Fragmento proporcionado:
Youth Mourning. Sir George Clausen 196. Imperial War Museum |
Recuerdo a los
funcionarios que trabajaban conmigo, profesionales juiciosos, algunos llevaban
años en esas históricas instalaciones. Fui estricta al máximo, exigente con los
documentos que preparaban, con sus respuestas escritas a las autoridades
locales que nos escribían con frecuencia en busca de una asesoría, una
información necesaria para su gestión; aunque al principio fue una relación
complicada –era su jefe y menor que todos, creía en ellos más que ellos mismos-
con el tiempo llegamos a una agradable armonía.
El año 99 fue un año particularmente difícil – mucho decir para este país acostumbrado a años difíciles-, la economía en declive, muchos colombianos solo soñaban con irse, la inseguridad se encontraba en los máximos, los ataques guerrilleros y víctimas del conflicto ascendían. El área de distensión que el gobierno había cedido a los guerrilleros un año atrás con el ánimo de adelantar un acuerdo de paz se había convertido en una guarida desde donde planeaban atacar pueblos, instalar minas antipersonales en campos y veredas; secuestrar y traficar armas y drogas. La fe en la paz se iba inevitablemente por el sifón, la esperanza en una salida negociada se perdió, desde el área de distensión no solo planeaban, ejecutaban todos sus propósitos. La paciencia se fue colmando. El pesimismo cubrió como una sombra el ánimo del país.
Mientras eso sucedía yo
trabajaba en la pequeña oficina, algo estrecha pero a salvo de la vida real,
del dolor y la guerra, a salvo como tantos otros funcionarios que desde Bogotá
ven la realidad por la televisión o por los periódicos. La guerra, la pobreza,
los desplazamientos son datos para análisis políticos, charlas entre amigos,
discursos, cifras de nota periodística, pero nada más. Sin embargo, de vez en cuando la realidad se
sentaba frente a mi escritorio.

(Entradas guardadas)

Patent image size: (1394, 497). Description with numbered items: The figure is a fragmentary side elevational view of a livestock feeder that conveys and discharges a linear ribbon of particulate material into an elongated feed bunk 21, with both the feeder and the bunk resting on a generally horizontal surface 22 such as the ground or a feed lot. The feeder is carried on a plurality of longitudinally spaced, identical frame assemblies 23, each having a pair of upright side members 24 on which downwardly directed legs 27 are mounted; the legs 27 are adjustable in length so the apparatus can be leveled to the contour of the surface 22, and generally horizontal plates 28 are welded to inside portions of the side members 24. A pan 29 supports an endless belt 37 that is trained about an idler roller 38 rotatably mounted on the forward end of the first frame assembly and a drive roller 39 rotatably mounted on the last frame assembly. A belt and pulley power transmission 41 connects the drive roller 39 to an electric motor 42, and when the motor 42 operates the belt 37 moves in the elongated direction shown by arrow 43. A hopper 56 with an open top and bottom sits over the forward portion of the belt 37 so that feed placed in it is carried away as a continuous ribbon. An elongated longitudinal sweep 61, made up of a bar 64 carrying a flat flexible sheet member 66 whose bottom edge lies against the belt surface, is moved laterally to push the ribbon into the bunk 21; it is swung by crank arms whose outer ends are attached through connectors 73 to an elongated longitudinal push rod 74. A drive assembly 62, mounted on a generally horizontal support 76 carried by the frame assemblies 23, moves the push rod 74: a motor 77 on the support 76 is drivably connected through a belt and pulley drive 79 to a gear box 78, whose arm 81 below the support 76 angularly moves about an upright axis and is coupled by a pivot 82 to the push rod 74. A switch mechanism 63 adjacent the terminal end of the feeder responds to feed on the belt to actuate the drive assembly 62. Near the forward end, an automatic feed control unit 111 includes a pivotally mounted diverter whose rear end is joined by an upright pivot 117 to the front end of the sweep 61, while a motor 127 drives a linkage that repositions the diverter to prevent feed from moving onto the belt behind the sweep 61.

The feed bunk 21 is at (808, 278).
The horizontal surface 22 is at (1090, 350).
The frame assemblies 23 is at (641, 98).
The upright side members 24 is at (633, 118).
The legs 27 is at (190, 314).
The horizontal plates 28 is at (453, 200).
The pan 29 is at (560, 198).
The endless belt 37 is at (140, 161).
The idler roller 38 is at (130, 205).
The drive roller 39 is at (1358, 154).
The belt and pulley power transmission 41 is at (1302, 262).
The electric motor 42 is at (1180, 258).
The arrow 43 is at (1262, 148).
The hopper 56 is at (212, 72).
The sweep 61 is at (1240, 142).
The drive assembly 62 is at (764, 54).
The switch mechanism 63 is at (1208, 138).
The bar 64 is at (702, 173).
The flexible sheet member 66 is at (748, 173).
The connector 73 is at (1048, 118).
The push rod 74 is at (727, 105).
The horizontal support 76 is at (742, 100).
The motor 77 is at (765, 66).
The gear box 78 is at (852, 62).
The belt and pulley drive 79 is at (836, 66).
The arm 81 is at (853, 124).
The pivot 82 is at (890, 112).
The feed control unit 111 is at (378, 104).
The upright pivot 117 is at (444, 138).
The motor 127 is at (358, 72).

Instrucciones de trabajo:
1 > Indica si cada afirmación concuerda con el relato de la oficina en Bogotá: (a) al principio, la relación con los funcionarios fue complicada; (b) el gobierno había cedido el área de distensión a los guerrilleros cinco años atrás; (c) la oficina era amplia. Responde sí o no y cita literalmente las palabras del relato que lo deciden.
2 > Devuelve sin cambios todo lo que va en el relato de la oficina en Bogotá desde "El año 99 fue" hasta "ánimo del país.".
3 > Prolonga el relato de la oficina en Bogotá a partir de su última oración.
El material procede de otra fuente.

Respuestas por tarea:
1 >
(a) Sí: «aunque al principio fue una relación complicada».
(b) No: «que el gobierno había cedido a los guerrilleros un año atrás».
(c) No: «la pequeña oficina, algo estrecha pero a salvo de la vida real».

2 >
El año 99 fue un año particularmente difícil – mucho decir para este país acostumbrado a años difíciles-, la economía en declive, muchos colombianos solo soñaban con irse, la inseguridad se encontraba en los máximos, los ataques guerrilleros y víctimas del conflicto ascendían. El área de distensión que el gobierno había cedido a los guerrilleros un año atrás con el ánimo de adelantar un acuerdo de paz se había convertido en una guarida desde donde planeaban atacar pueblos, instalar minas antipersonales en campos y veredas; secuestrar y traficar armas y drogas. La fe en la paz se iba inevitablemente por el sifón, la esperanza en una salida negociada se perdió, desde el área de distensión no solo planeaban, ejecutaban todos sus propósitos. La paciencia se fue colmando. El pesimismo cubrió como una sombra el ánimo del país.

3 >
Esa noche escuché con
atención la historia del acongojado alcalde, otra noche fría en la ciudad;
sobre mi mesa reposaba el más reciente informe de la contraloría sobre el
Guainía, la historia de gobernadores sancionados por corrupción o
incompetencia, las cifras de transferencias de la nación para educación y
salud… El alcalde continuó con su relato “Casi a las seis de la tarde un
funcionario que ya no recuerdo de qué entidad me recomendó venir al ministerio
a la Oficina de Atención y Prevención de Desastres”; quedé confundida, no había escuchado de
ningún desastre natural reciente en el país, sin embargo pronto entendí de qué
se trataba y la razón de su desilusión. Fue un malentendido, con un transfondo
irónico. El alcalde continuó: “Doctora, yo seguí la
sugerencia, ya cansado de ir de una dependencia a otra en esta ciudad sin
ningún resultado decidí venir a la Dirección de Atención y Prevención de
Desastres, la que queda en el tercer piso... y ¿qué me dicen? Me contestaron:
que un ataque guerrillero no es un desastre. ¿No es un desastre? La guerrilla
destruyó todo el marco de la plaza, parte del hospital, la estación de policía,
la alcaldía… tengo heridos, murieron vecinos, amigos. ¿No es un desastre? ¿Qué
más desastre?” Bajé los ojos, ambos
quedamos en silencio. ¿Qué podía decir? Tenía razón, tenía toda la razón, esa
oficina no existía en aquella época, el alcalde no tenía a quién acudir en Bogotá
luego de un ataque guerrillero. Conversamos un poco más, luego de media hora,
un café y algo de desahogo se fue, regresó a su pueblo con las manos
vacías. Tristeza. De tiempo en tiempo la
realidad se sentaba frente a mi escritorio en aquella estrecha oficina
ministerial. Pocos días restaban para mi partida como gobernadora encargada del
departamento del Guainía. Así pasaba los
días, entre reuniones, cifras, información sobre el departamento. No pasaría mucho tiempo antes de ponerme en
los zapatos de aquél desolado alcalde.